## Work to do
Output every line of the data exactly as it appears.

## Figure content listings
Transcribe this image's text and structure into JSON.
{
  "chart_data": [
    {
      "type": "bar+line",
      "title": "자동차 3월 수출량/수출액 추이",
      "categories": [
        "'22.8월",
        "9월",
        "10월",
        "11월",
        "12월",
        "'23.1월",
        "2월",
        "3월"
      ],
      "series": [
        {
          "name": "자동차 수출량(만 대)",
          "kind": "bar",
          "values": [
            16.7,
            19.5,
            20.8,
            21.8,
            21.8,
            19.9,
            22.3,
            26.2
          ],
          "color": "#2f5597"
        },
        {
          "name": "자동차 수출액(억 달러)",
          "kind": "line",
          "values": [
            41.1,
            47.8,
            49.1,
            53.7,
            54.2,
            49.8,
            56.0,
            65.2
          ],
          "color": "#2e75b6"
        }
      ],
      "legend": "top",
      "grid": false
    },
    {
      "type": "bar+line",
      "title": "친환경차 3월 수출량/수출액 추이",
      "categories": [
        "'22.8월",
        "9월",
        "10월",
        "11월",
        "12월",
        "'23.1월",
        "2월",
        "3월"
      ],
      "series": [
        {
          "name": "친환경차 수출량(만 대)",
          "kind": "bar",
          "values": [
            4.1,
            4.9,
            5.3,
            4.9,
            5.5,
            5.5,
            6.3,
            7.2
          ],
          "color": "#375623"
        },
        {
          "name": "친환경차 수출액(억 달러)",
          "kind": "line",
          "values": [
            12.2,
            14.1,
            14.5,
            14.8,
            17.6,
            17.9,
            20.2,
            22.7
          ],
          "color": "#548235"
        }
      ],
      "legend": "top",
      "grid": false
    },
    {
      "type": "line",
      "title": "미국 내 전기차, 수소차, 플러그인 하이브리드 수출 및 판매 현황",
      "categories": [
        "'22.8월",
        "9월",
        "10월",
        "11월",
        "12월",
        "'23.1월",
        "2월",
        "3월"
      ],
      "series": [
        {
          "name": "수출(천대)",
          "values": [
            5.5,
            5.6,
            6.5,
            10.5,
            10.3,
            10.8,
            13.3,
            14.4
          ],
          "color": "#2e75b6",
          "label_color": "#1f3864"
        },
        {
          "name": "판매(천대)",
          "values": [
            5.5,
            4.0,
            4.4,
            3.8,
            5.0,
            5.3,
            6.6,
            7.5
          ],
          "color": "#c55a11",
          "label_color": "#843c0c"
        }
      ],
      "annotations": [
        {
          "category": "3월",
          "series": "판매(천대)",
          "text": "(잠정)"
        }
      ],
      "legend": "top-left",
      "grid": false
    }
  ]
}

## Solution to this task
Transcribe this image's text and structure into JSON.
{
  "chart_data": [
    {
      "type": "bar+line",
      "title": "자동차 3월 수출량/수출액 추이",
      "categories": [
        "'22.8월",
        "9월",
        "10월",
        "11월",
        "12월",
        "'23.1월",
        "2월",
        "3월"
      ],
      "series": [
        {
          "name": "자동차 수출량(만 대)",
          "kind": "bar",
          "values": [
            16.7,
            19.5,
            20.8,
            21.8,
            21.8,
            19.9,
            22.3,
            26.2
          ],
          "color": "#2f5597"
        },
        {
          "name": "자동차 수출액(억 달러)",
          "kind": "line",
          "values": [
            41.1,
            47.8,
            49.1,
            53.7,
            54.2,
            49.8,
            56.0,
            65.2
          ],
          "color": "#2e75b6"
        }
      ],
      "legend": "top",
      "grid": false
    },
    {
      "type": "bar+line",
      "title": "친환경차 3월 수출량/수출액 추이",
      "categories": [
        "'22.8월",
        "9월",
        "10월",
        "11월",
        "12월",
        "'23.1월",
        "2월",
        "3월"
      ],
      "series": [
        {
          "name": "친환경차 수출량(만 대)",
          "kind": "bar",
          "values": [
            4.1,
            4.9,
            5.3,
            4.9,
            5.5,
            5.5,
            6.3,
            7.2
          ],
          "color": "#375623"
        },
        {
          "name": "친환경차 수출액(억 달러)",
          "kind": "line",
          "values": [
            12.2,
            14.1,
            14.5,
            14.8,
            17.6,
            17.9,
            20.2,
            22.7
          ],
          "color": "#548235"
        }
      ],
      "legend": "top",
      "grid": false
    },
    {
      "type": "line",
      "title": "미국 내 전기차, 수소차, 플러그인 하이브리드 수출 및 판매 현황",
      "categories": [
        "'22.8월",
        "9월",
        "10월",
        "11월",
        "12월",
        "'23.1월",
        "2월",
        "3월"
      ],
      "series": [
        {
          "name": "수출(천대)",
          "values": [
            5.5,
            5.6,
            6.5,
            10.5,
            10.3,
            10.8,
            13.3,
            14.4
          ],
          "color": "#2e75b6",
          "label_color": "#1f3864"
        },
        {
          "name": "판매(천대)",
          "values": [
            5.5,
            4.0,
            4.4,
            3.8,
            5.0,
            5.3,
            6.6,
            7.5
          ],
          "color": "#c55a11",
          "label_color": "#843c0c"
        }
      ],
      "annotations": [
        {
          "category": "3월",
          "series": "판매(천대)",
          "text": "(잠정)"
        }
      ],
      "legend": "top-left",
      "grid": false
    }
  ]
}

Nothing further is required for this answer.